**Exercise input**:
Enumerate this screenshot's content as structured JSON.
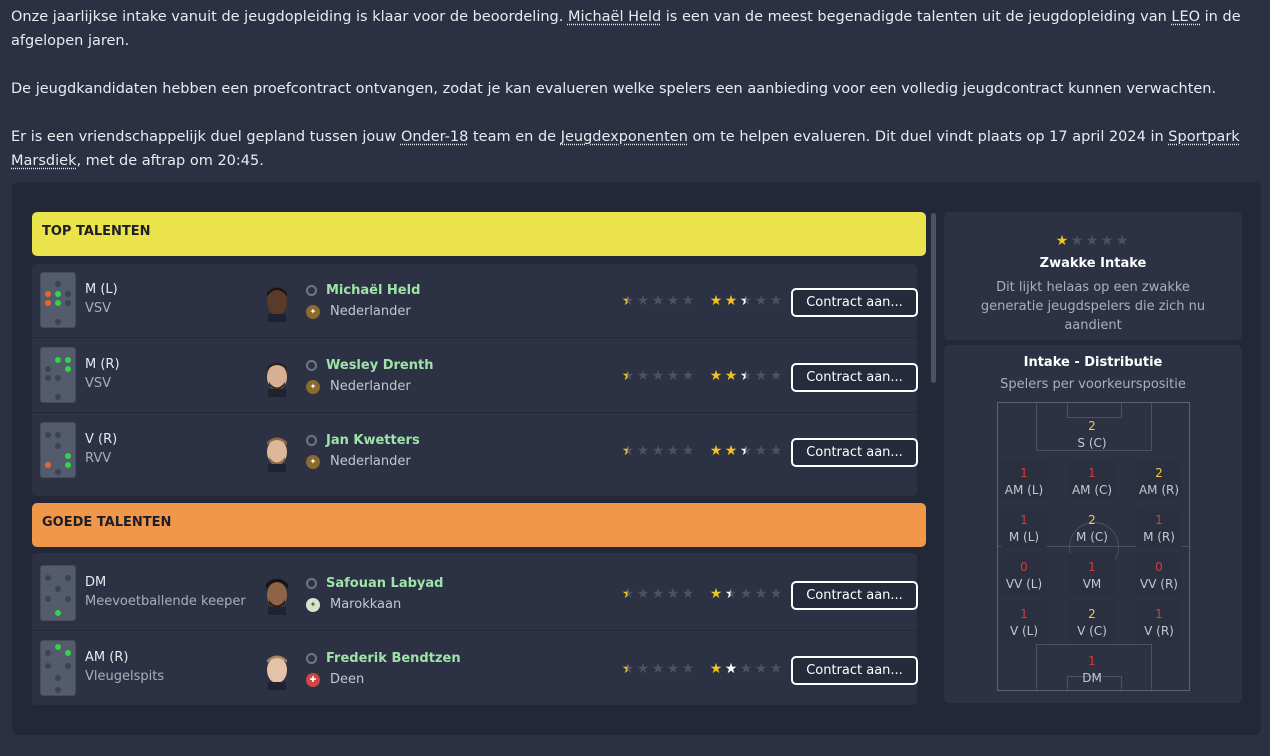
{
  "intro": {
    "p1_a": "Onze jaarlijkse intake vanuit de jeugdopleiding is klaar voor de beoordeling. ",
    "p1_link1": "Michaël Held",
    "p1_b": " is een van de meest begenadigde talenten uit de jeugdopleiding van ",
    "p1_link2": "LEO",
    "p1_c": " in de afgelopen jaren.",
    "p2": "De jeugdkandidaten hebben een proefcontract ontvangen, zodat je kan evalueren welke spelers een aanbieding voor een volledig jeugdcontract kunnen verwachten.",
    "p3_a": "Er is een vriendschappelijk duel gepland tussen jouw ",
    "p3_link1": "Onder-18",
    "p3_b": " team en de ",
    "p3_link2": "Jeugdexponenten",
    "p3_c": " om te helpen evalueren. Dit duel vindt plaats op 17 april 2024 in ",
    "p3_link3": "Sportpark Marsdiek",
    "p3_d": ", met de aftrap om 20:45."
  },
  "categories": {
    "top": "TOP TALENTEN",
    "good": "GOEDE TALENTEN"
  },
  "players": [
    {
      "position": "M (L)",
      "role": "VSV",
      "name": "Michaël Held",
      "nationality": "Nederlander",
      "current_ability": 0.5,
      "potential_ability": 2.5,
      "button": "Contract aan..."
    },
    {
      "position": "M (R)",
      "role": "VSV",
      "name": "Wesley Drenth",
      "nationality": "Nederlander",
      "current_ability": 0.5,
      "potential_ability": 2.5,
      "button": "Contract aan..."
    },
    {
      "position": "V (R)",
      "role": "RVV",
      "name": "Jan Kwetters",
      "nationality": "Nederlander",
      "current_ability": 0.5,
      "potential_ability": 2.5,
      "button": "Contract aan..."
    },
    {
      "position": "DM",
      "role": "Meevoetballende keeper",
      "name": "Safouan Labyad",
      "nationality": "Marokkaan",
      "current_ability": 0.5,
      "potential_ability": 1.5,
      "button": "Contract aan..."
    },
    {
      "position": "AM (R)",
      "role": "Vleugelspits",
      "name": "Frederik Bendtzen",
      "nationality": "Deen",
      "current_ability": 0.5,
      "potential_ability": 2.0,
      "button": "Contract aan..."
    }
  ],
  "intake": {
    "stars": 1,
    "title": "Zwakke Intake",
    "description": "Dit lijkt helaas op een zwakke generatie jeugdspelers die zich nu aandient"
  },
  "distribution": {
    "title": "Intake - Distributie",
    "subtitle": "Spelers per voorkeurspositie",
    "positions": {
      "s_c": {
        "count": "2",
        "label": "S (C)"
      },
      "am_l": {
        "count": "1",
        "label": "AM (L)"
      },
      "am_c": {
        "count": "1",
        "label": "AM (C)"
      },
      "am_r": {
        "count": "2",
        "label": "AM (R)"
      },
      "m_l": {
        "count": "1",
        "label": "M (L)"
      },
      "m_c": {
        "count": "2",
        "label": "M (C)"
      },
      "m_r": {
        "count": "1",
        "label": "M (R)"
      },
      "vv_l": {
        "count": "0",
        "label": "VV (L)"
      },
      "vm": {
        "count": "1",
        "label": "VM"
      },
      "vv_r": {
        "count": "0",
        "label": "VV (R)"
      },
      "v_l": {
        "count": "1",
        "label": "V (L)"
      },
      "v_c": {
        "count": "2",
        "label": "V (C)"
      },
      "v_r": {
        "count": "1",
        "label": "V (R)"
      },
      "dm": {
        "count": "1",
        "label": "DM"
      }
    }
  },
  "colors": {
    "top_talent_header": "#ebe34b",
    "good_talent_header": "#f0974a",
    "player_name": "#9fe3a8",
    "star_gold": "#f0c323",
    "count_red": "#d63b3b",
    "count_yellow": "#f0c94a"
  }
}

**Task instructions**: Keep the pictures out and write out the records exactly.

**Task output**:
Enumerate this screenshot's content as structured JSON.
{
  "intro": {
    "p1_a": "Onze jaarlijkse intake vanuit de jeugdopleiding is klaar voor de beoordeling. ",
    "p1_link1": "Michaël Held",
    "p1_b": " is een van de meest begenadigde talenten uit de jeugdopleiding van ",
    "p1_link2": "LEO",
    "p1_c": " in de afgelopen jaren.",
    "p2": "De jeugdkandidaten hebben een proefcontract ontvangen, zodat je kan evalueren welke spelers een aanbieding voor een volledig jeugdcontract kunnen verwachten.",
    "p3_a": "Er is een vriendschappelijk duel gepland tussen jouw ",
    "p3_link1": "Onder-18",
    "p3_b": " team en de ",
    "p3_link2": "Jeugdexponenten",
    "p3_c": " om te helpen evalueren. Dit duel vindt plaats op 17 april 2024 in ",
    "p3_link3": "Sportpark Marsdiek",
    "p3_d": ", met de aftrap om 20:45."
  },
  "categories": {
    "top": "TOP TALENTEN",
    "good": "GOEDE TALENTEN"
  },
  "players": [
    {
      "position": "M (L)",
      "role": "VSV",
      "name": "Michaël Held",
      "nationality": "Nederlander",
      "current_ability": 0.5,
      "potential_ability": 2.5,
      "button": "Contract aan..."
    },
    {
      "position": "M (R)",
      "role": "VSV",
      "name": "Wesley Drenth",
      "nationality": "Nederlander",
      "current_ability": 0.5,
      "potential_ability": 2.5,
      "button": "Contract aan..."
    },
    {
      "position": "V (R)",
      "role": "RVV",
      "name": "Jan Kwetters",
      "nationality": "Nederlander",
      "current_ability": 0.5,
      "potential_ability": 2.5,
      "button": "Contract aan..."
    },
    {
      "position": "DM",
      "role": "Meevoetballende keeper",
      "name": "Safouan Labyad",
      "nationality": "Marokkaan",
      "current_ability": 0.5,
      "potential_ability": 1.5,
      "button": "Contract aan..."
    },
    {
      "position": "AM (R)",
      "role": "Vleugelspits",
      "name": "Frederik Bendtzen",
      "nationality": "Deen",
      "current_ability": 0.5,
      "potential_ability": 2.0,
      "button": "Contract aan..."
    }
  ],
  "intake": {
    "stars": 1,
    "title": "Zwakke Intake",
    "description": "Dit lijkt helaas op een zwakke generatie jeugdspelers die zich nu aandient"
  },
  "distribution": {
    "title": "Intake - Distributie",
    "subtitle": "Spelers per voorkeurspositie",
    "positions": {
      "s_c": {
        "count": "2",
        "label": "S (C)"
      },
      "am_l": {
        "count": "1",
        "label": "AM (L)"
      },
      "am_c": {
        "count": "1",
        "label": "AM (C)"
      },
      "am_r": {
        "count": "2",
        "label": "AM (R)"
      },
      "m_l": {
        "count": "1",
        "label": "M (L)"
      },
      "m_c": {
        "count": "2",
        "label": "M (C)"
      },
      "m_r": {
        "count": "1",
        "label": "M (R)"
      },
      "vv_l": {
        "count": "0",
        "label": "VV (L)"
      },
      "vm": {
        "count": "1",
        "label": "VM"
      },
      "vv_r": {
        "count": "0",
        "label": "VV (R)"
      },
      "v_l": {
        "count": "1",
        "label": "V (L)"
      },
      "v_c": {
        "count": "2",
        "label": "V (C)"
      },
      "v_r": {
        "count": "1",
        "label": "V (R)"
      },
      "dm": {
        "count": "1",
        "label": "DM"
      }
    }
  },
  "colors": {
    "top_talent_header": "#ebe34b",
    "good_talent_header": "#f0974a",
    "player_name": "#9fe3a8",
    "star_gold": "#f0c323",
    "count_red": "#d63b3b",
    "count_yellow": "#f0c94a"
  }
}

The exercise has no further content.